To do: Tally up the lines below that include the word "Kelime". Answer with the number alone.

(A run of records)
** Begin **
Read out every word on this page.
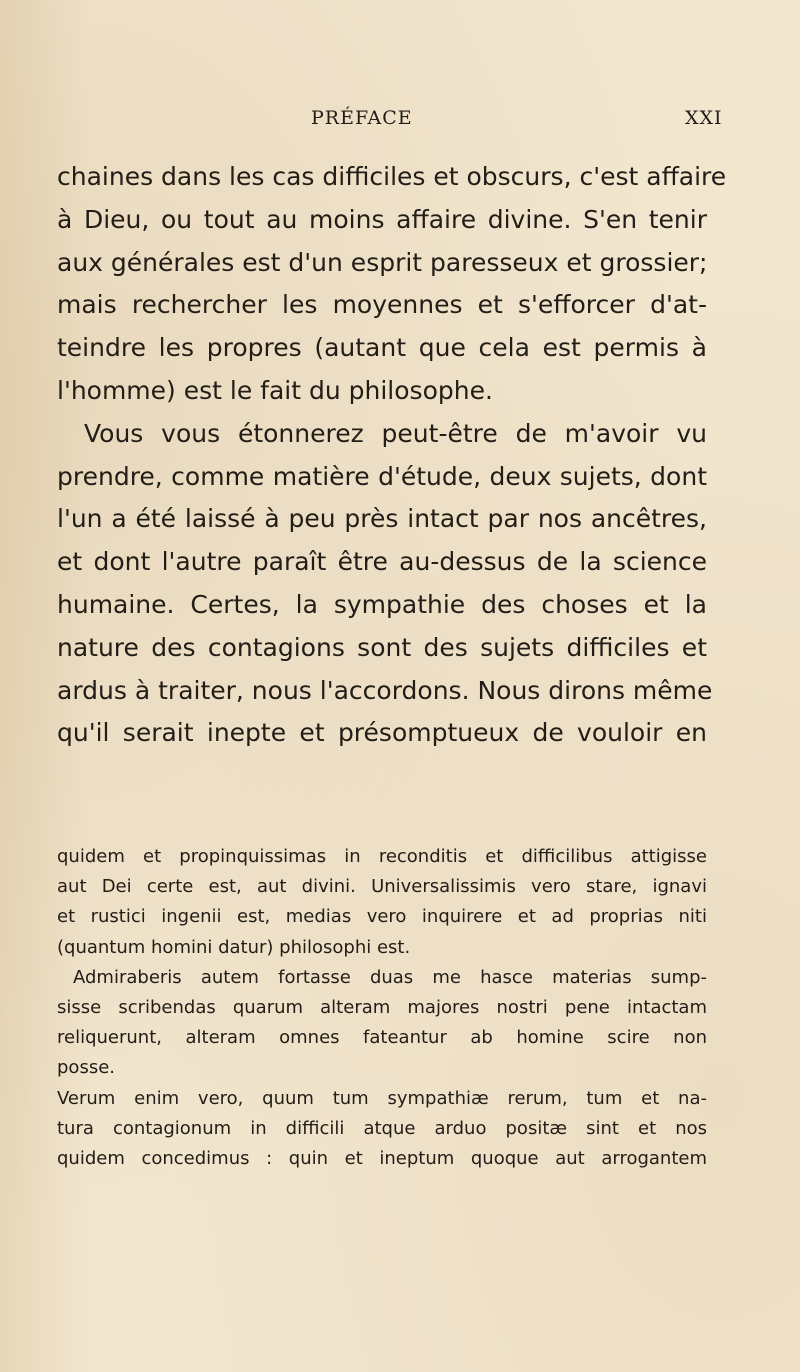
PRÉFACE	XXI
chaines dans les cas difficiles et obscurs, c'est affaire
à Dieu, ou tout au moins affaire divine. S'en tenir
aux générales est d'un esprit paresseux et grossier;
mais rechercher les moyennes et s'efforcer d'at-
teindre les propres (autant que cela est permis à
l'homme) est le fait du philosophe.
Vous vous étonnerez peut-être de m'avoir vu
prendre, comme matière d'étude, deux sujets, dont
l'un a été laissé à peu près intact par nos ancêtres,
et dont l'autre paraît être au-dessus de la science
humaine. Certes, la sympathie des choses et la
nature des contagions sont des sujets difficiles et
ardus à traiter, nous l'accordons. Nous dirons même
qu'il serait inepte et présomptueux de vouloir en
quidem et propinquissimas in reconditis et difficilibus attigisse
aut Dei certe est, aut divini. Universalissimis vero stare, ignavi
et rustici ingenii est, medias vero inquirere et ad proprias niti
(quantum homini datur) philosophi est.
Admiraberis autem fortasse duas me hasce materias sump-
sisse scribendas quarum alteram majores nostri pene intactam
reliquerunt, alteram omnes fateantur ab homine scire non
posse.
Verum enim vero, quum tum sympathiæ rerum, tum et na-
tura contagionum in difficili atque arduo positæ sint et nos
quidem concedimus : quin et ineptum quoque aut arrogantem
** End **
** Begin **
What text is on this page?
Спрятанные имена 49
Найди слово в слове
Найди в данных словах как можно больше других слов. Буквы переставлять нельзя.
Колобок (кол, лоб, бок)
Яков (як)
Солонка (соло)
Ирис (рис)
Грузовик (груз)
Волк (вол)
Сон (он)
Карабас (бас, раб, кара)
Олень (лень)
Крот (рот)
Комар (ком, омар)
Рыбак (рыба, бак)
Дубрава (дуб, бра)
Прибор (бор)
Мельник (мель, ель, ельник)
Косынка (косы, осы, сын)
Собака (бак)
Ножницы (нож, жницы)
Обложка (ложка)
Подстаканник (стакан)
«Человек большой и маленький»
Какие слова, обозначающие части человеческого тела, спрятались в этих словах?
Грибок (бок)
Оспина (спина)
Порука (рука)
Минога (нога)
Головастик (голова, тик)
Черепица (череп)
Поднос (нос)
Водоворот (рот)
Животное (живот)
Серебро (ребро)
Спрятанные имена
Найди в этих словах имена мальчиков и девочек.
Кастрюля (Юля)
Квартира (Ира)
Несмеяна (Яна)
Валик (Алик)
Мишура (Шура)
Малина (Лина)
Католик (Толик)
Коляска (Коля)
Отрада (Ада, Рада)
** End **
** Begin **
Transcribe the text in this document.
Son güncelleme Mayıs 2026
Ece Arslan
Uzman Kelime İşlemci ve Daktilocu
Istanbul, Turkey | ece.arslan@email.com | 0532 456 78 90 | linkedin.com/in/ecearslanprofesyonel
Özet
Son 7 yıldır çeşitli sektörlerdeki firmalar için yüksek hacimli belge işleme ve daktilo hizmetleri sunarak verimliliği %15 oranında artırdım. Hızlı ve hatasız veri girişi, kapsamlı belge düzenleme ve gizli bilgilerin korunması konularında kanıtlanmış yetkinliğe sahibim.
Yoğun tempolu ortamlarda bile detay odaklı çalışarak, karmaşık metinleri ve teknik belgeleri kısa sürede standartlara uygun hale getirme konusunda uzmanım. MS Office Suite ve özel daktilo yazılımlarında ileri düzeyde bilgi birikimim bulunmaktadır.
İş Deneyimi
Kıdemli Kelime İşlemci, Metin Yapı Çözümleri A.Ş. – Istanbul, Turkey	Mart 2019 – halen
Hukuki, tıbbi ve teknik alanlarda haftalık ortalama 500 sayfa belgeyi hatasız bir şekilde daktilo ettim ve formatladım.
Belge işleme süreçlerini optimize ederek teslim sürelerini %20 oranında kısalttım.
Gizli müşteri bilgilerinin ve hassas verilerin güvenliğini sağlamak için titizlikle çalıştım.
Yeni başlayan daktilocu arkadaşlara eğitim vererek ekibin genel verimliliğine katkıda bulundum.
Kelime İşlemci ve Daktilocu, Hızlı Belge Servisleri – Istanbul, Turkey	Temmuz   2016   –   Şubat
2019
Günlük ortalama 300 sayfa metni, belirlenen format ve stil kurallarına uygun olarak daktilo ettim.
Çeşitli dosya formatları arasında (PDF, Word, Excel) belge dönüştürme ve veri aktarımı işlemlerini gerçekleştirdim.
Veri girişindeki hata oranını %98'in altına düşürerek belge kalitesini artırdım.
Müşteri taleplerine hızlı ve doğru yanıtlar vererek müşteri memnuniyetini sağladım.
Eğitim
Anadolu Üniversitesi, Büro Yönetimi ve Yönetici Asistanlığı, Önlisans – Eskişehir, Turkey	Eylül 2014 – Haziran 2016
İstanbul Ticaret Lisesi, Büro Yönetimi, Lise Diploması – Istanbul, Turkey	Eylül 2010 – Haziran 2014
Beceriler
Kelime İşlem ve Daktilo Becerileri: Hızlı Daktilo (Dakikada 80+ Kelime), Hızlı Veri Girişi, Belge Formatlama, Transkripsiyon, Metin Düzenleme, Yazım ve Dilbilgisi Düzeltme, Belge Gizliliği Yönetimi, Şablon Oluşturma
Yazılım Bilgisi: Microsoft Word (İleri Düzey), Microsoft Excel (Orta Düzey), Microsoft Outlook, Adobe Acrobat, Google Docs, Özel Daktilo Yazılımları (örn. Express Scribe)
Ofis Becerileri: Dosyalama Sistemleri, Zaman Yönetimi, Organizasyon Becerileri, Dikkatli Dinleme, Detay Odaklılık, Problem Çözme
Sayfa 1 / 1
** End **
Full output: 4